[Records from a data collection]
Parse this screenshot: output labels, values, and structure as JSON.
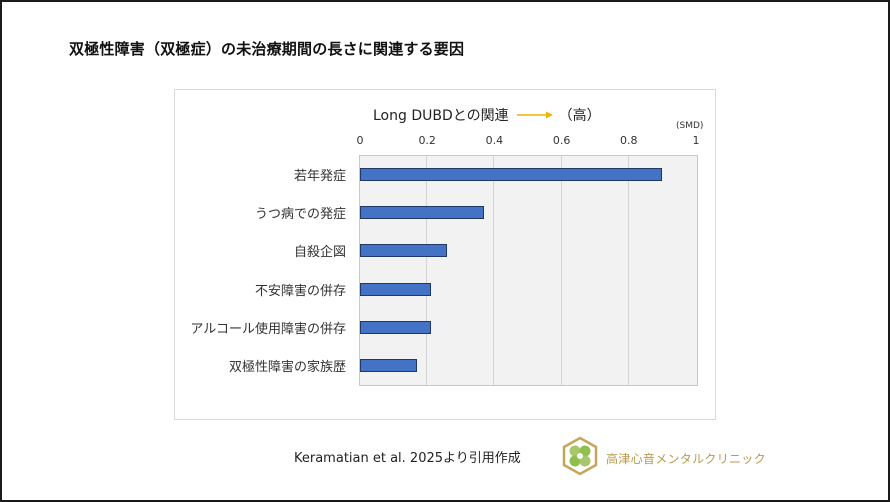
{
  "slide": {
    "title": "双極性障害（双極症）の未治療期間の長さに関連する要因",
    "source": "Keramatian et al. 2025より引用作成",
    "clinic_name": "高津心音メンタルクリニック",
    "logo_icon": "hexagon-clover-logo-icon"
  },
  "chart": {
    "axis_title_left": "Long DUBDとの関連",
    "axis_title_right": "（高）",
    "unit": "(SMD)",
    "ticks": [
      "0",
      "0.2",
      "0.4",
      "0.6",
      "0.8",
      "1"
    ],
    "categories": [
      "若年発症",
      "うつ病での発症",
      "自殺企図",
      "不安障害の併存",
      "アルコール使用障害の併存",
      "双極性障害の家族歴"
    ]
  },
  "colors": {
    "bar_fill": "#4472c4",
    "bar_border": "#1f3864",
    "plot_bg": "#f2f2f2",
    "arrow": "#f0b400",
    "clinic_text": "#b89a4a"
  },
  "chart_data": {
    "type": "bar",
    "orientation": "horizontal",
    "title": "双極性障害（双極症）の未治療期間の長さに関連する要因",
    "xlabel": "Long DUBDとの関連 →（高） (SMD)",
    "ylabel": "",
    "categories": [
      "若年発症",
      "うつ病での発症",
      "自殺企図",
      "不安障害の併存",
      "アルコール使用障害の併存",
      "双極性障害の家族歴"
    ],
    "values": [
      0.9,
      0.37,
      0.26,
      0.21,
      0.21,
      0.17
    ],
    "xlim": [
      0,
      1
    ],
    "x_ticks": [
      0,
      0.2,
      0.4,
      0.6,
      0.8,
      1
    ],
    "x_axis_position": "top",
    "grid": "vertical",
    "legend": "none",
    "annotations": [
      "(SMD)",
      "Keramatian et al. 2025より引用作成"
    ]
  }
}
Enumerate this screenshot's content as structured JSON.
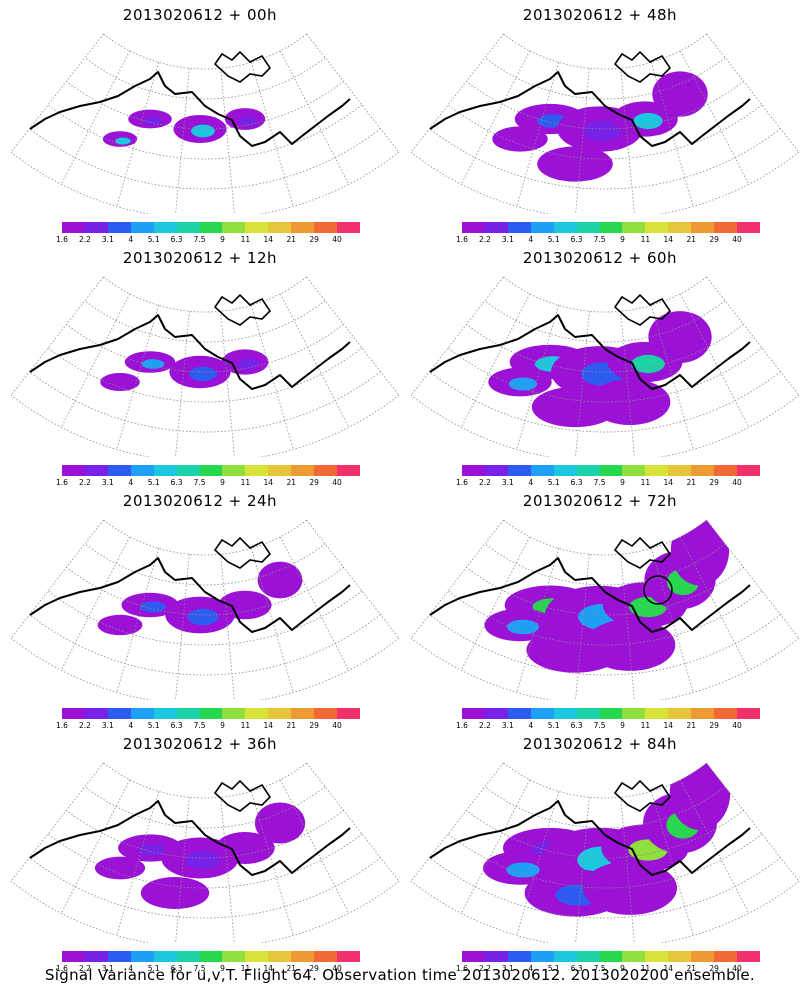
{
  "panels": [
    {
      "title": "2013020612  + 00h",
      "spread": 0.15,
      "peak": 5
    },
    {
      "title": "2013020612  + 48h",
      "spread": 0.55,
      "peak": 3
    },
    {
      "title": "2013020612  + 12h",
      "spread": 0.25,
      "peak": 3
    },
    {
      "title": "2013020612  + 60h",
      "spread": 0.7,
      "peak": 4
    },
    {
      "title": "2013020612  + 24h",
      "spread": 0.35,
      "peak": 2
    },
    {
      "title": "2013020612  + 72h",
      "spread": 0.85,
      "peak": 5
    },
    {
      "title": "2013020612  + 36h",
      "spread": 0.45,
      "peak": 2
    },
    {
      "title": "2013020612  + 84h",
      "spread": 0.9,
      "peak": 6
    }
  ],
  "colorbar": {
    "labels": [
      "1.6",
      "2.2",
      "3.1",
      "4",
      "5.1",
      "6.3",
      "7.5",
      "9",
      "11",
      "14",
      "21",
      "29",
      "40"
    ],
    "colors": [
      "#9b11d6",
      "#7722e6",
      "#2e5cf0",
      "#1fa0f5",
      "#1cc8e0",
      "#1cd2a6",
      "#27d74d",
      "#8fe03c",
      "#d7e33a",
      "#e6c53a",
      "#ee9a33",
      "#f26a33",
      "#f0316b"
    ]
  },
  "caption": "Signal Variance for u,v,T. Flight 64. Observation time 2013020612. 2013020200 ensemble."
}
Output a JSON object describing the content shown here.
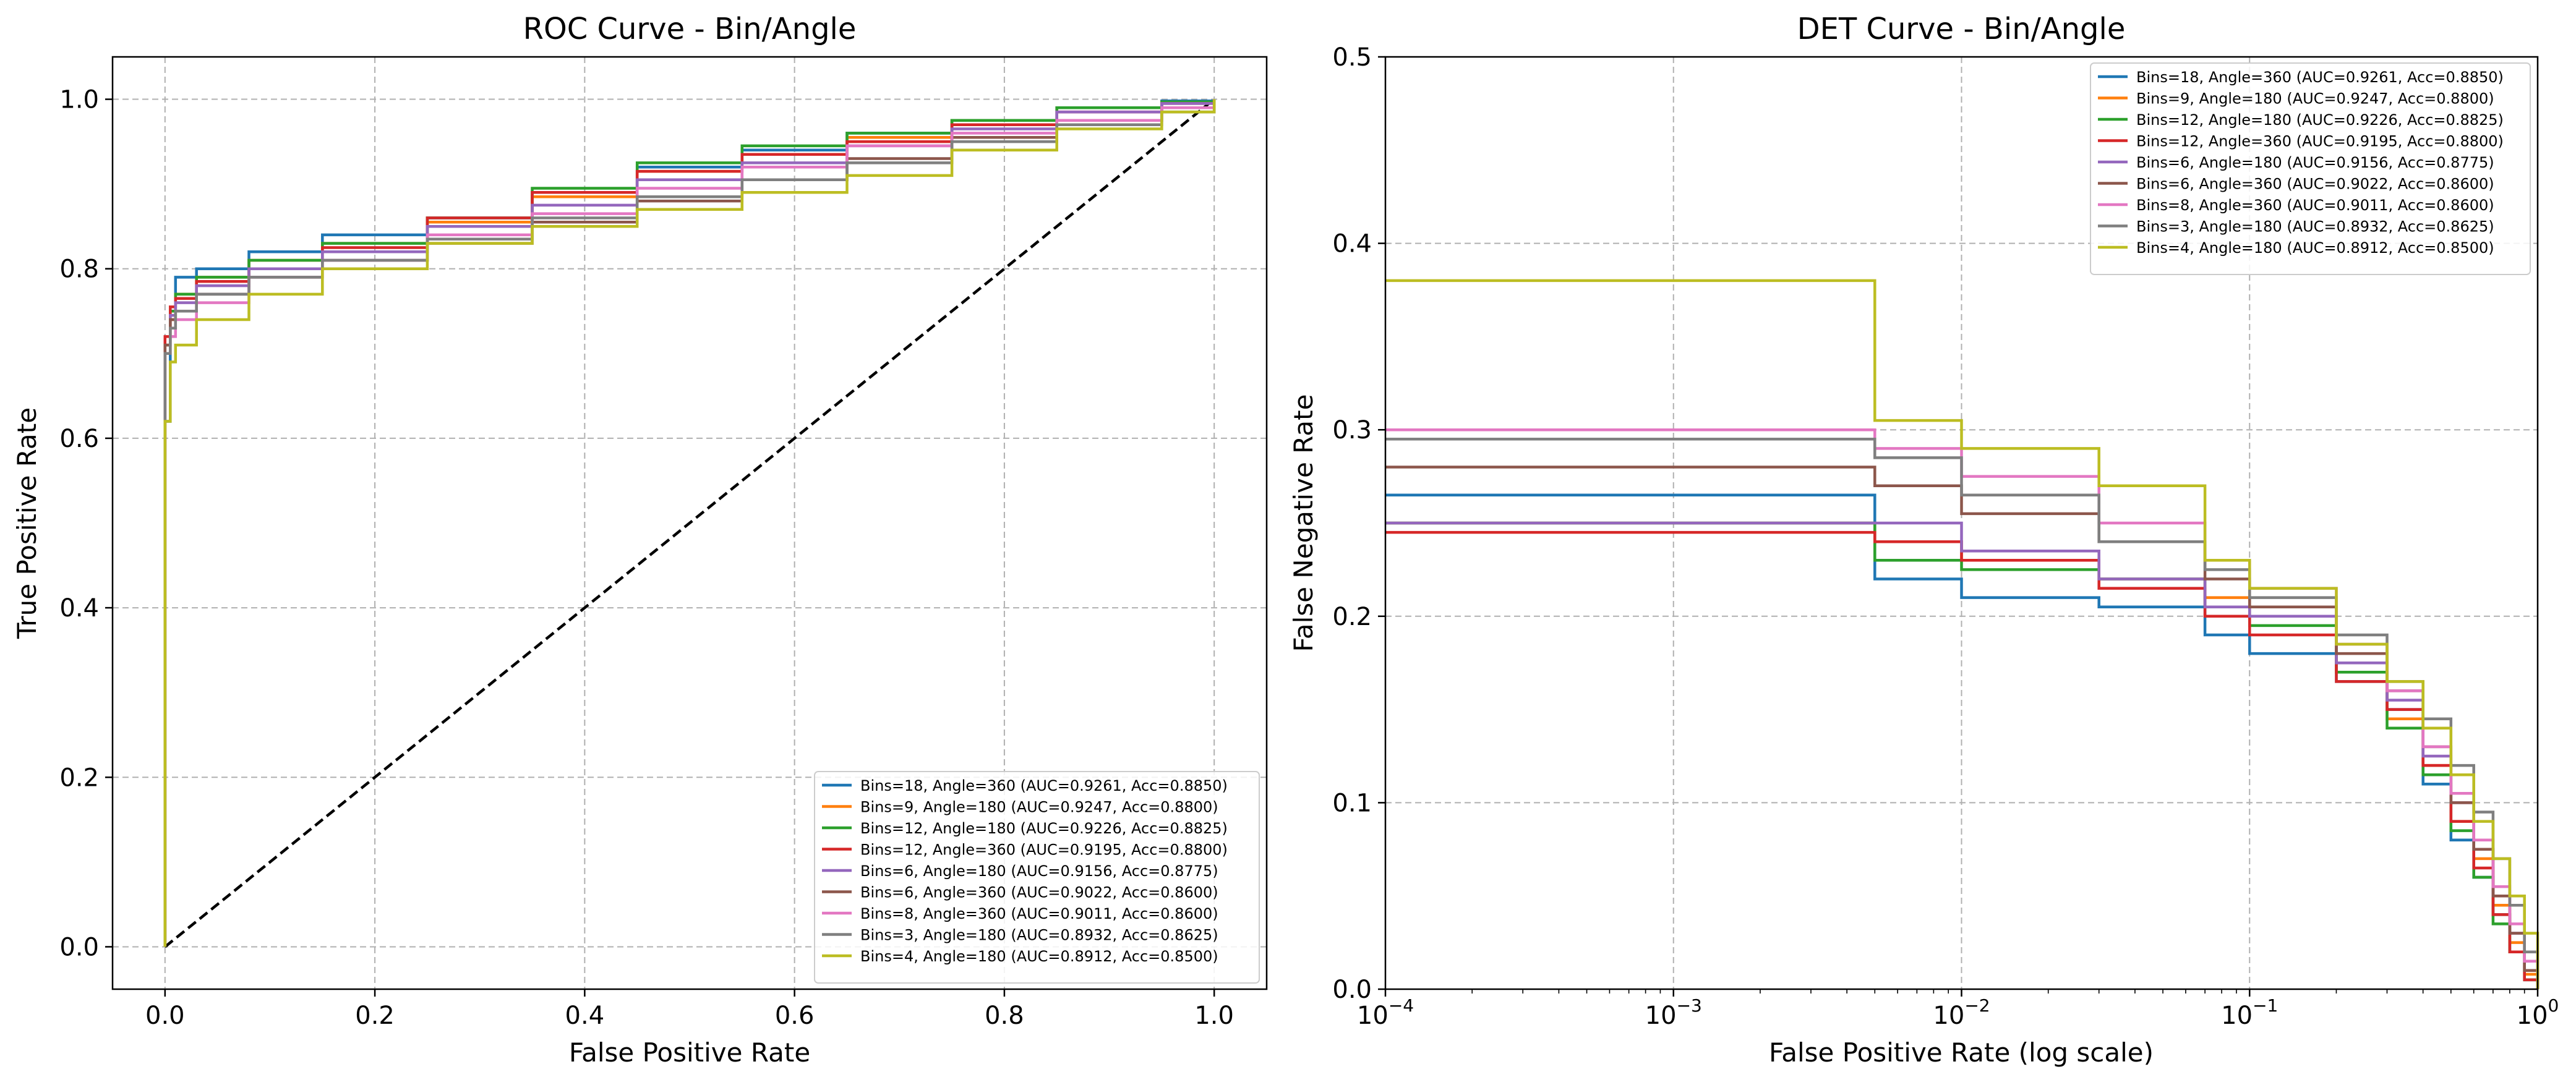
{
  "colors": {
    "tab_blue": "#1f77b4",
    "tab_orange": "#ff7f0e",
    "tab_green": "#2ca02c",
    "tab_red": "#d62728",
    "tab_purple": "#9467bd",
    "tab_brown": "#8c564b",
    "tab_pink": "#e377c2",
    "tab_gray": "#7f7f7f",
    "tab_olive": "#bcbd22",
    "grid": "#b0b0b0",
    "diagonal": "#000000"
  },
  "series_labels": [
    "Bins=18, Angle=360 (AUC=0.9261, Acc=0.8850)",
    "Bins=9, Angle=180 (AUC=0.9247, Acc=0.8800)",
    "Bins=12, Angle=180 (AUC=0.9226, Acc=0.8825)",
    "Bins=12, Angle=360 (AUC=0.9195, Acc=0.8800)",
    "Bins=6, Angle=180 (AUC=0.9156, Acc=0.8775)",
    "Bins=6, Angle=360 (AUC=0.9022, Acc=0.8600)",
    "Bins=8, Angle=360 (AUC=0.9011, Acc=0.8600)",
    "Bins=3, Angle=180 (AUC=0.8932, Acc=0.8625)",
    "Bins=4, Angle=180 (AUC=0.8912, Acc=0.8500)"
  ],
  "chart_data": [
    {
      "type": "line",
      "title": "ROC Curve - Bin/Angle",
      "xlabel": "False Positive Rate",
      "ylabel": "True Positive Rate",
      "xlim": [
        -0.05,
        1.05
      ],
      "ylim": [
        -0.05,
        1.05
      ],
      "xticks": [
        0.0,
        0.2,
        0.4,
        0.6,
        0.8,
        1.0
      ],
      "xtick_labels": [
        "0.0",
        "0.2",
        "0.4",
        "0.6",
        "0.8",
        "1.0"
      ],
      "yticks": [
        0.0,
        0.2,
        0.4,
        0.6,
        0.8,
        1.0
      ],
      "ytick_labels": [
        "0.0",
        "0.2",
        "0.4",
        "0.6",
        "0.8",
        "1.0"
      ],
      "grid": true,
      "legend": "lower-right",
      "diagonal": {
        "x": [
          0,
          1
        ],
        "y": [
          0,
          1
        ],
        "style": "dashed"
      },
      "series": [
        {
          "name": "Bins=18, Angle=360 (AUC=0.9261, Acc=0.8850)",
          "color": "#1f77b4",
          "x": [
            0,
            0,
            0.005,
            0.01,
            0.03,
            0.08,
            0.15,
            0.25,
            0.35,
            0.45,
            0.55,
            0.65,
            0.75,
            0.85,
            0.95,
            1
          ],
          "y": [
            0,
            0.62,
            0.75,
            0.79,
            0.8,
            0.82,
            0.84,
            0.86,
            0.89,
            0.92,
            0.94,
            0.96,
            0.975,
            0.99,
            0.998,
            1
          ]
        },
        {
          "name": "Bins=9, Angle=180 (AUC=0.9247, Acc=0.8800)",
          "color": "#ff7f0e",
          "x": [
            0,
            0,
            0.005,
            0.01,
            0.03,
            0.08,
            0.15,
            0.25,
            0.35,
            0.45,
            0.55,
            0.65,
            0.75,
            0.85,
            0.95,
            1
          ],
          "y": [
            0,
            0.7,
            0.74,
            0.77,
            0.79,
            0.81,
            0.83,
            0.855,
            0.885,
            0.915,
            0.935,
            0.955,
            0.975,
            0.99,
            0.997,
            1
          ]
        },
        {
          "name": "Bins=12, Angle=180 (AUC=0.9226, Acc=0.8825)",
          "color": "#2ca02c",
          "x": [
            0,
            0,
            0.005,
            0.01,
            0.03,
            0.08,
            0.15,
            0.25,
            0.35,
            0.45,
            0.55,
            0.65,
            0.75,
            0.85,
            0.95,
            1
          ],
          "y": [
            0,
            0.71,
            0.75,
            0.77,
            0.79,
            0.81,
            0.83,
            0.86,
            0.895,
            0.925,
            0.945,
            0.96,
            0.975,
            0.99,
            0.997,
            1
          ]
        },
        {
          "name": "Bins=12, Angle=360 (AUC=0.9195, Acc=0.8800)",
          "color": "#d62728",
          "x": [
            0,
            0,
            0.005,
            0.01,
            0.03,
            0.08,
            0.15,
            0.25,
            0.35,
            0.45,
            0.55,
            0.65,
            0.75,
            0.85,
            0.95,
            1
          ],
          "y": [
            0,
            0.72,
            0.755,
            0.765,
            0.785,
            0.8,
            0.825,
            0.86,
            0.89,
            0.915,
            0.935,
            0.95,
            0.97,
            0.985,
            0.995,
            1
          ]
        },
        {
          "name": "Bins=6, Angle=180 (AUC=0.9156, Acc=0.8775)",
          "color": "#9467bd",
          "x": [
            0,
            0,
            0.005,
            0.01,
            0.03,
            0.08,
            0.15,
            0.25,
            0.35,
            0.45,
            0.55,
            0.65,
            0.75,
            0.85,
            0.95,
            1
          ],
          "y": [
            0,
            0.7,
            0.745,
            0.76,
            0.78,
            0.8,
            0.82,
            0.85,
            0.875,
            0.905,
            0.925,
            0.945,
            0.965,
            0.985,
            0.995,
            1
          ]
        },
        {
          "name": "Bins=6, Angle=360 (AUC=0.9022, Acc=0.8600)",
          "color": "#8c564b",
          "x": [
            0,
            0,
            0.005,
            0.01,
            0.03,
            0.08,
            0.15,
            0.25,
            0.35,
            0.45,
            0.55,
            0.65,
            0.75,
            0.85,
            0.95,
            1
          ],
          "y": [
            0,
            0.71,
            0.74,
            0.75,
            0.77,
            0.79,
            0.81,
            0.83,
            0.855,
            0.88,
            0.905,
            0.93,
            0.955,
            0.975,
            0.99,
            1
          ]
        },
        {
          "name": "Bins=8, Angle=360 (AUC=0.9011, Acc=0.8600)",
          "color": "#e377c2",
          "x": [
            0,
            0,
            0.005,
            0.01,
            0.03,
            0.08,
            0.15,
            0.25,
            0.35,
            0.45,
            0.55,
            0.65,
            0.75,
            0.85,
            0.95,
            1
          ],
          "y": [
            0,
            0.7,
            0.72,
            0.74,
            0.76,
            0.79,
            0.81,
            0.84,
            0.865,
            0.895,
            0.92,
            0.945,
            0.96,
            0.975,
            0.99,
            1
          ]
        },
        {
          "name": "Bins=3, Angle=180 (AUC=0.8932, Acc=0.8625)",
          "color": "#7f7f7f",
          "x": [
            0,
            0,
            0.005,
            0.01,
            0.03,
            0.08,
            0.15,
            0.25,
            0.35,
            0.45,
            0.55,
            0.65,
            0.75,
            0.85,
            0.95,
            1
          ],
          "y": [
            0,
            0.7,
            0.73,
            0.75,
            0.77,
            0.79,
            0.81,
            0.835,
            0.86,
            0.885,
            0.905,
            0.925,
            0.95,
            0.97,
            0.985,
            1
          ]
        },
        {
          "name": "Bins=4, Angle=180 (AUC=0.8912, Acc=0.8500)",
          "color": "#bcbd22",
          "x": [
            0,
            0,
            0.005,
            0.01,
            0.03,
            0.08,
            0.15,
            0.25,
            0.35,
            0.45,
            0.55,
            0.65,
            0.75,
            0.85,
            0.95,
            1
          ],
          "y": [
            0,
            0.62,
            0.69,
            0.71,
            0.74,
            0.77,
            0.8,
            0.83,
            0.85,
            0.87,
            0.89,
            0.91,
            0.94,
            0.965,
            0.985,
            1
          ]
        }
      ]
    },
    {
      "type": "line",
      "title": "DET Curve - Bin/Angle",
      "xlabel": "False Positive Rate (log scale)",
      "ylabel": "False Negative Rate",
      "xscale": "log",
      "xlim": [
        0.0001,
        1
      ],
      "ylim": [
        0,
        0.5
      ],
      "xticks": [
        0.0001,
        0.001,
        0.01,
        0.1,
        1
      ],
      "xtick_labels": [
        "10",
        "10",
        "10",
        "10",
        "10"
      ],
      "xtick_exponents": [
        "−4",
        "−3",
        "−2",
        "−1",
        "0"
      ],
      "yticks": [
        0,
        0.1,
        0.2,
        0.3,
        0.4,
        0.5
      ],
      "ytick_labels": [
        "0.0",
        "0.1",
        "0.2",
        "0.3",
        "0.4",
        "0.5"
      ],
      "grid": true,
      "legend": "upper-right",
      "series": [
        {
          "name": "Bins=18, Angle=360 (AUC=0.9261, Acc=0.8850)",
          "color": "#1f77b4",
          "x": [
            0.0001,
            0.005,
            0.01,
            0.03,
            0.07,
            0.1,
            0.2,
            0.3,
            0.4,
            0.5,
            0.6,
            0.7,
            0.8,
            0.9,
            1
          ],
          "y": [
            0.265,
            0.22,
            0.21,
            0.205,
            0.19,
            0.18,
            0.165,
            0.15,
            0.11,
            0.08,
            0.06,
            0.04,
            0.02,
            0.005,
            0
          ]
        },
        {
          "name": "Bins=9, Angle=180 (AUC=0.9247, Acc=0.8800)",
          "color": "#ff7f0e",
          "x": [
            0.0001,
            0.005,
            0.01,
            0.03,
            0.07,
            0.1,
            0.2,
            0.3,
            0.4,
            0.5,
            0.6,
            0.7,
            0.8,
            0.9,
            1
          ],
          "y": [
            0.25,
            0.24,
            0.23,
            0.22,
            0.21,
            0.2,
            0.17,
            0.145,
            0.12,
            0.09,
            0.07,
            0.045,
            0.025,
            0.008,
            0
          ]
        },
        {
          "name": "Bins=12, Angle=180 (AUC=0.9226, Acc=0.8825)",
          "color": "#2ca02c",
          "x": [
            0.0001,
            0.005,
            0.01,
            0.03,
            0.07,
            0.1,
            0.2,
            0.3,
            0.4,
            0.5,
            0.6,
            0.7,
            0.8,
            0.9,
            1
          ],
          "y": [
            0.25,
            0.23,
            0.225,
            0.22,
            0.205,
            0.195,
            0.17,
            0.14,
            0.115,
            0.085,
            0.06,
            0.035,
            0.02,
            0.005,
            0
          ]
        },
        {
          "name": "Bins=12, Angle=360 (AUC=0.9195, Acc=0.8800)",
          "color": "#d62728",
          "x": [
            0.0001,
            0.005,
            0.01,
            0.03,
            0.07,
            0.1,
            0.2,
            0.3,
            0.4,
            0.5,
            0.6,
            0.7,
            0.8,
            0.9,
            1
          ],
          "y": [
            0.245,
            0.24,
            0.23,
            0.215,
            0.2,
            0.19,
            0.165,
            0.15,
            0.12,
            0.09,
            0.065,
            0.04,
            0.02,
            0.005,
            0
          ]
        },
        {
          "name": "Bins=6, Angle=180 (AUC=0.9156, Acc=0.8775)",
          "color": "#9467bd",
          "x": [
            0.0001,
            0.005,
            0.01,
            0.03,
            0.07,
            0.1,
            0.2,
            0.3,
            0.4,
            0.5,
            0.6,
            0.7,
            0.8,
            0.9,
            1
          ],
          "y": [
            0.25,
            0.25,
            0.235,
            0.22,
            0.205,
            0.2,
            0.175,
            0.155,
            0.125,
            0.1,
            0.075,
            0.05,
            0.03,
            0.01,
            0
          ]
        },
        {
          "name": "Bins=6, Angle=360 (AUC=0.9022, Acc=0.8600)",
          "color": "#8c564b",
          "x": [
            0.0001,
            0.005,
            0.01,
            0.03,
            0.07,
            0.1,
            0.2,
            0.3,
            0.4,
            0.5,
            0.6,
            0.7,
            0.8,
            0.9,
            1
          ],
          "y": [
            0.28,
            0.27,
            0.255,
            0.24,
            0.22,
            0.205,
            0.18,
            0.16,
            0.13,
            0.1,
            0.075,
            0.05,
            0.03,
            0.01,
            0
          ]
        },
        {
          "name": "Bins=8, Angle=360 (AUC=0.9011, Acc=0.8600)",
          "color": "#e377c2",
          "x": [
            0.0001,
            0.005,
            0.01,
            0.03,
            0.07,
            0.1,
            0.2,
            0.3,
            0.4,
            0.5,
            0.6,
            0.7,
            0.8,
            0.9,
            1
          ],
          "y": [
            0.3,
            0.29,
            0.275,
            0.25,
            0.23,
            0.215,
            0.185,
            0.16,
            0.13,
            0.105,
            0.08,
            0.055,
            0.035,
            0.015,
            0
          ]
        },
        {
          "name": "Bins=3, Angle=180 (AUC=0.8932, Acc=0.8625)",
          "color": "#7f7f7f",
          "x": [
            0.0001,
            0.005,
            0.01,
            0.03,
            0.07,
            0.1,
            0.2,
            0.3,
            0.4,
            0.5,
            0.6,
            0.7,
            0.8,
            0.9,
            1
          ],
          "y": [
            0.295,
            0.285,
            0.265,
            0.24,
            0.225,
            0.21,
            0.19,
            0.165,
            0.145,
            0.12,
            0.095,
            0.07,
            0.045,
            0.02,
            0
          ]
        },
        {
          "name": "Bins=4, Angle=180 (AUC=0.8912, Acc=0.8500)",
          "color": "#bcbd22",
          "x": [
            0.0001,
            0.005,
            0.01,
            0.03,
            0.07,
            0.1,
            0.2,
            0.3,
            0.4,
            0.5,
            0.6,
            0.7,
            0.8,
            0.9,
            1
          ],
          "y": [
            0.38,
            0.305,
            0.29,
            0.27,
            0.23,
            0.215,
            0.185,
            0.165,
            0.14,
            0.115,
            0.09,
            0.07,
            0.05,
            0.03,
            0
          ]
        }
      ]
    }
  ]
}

> What you need to do:
In the listing above, find each line with the word "ylabel" and copy it.

> Finished exercise:
    "ylabel": "",
      "ylabel": "True Positive Rate",
      "ylabel": "False Negative Rate",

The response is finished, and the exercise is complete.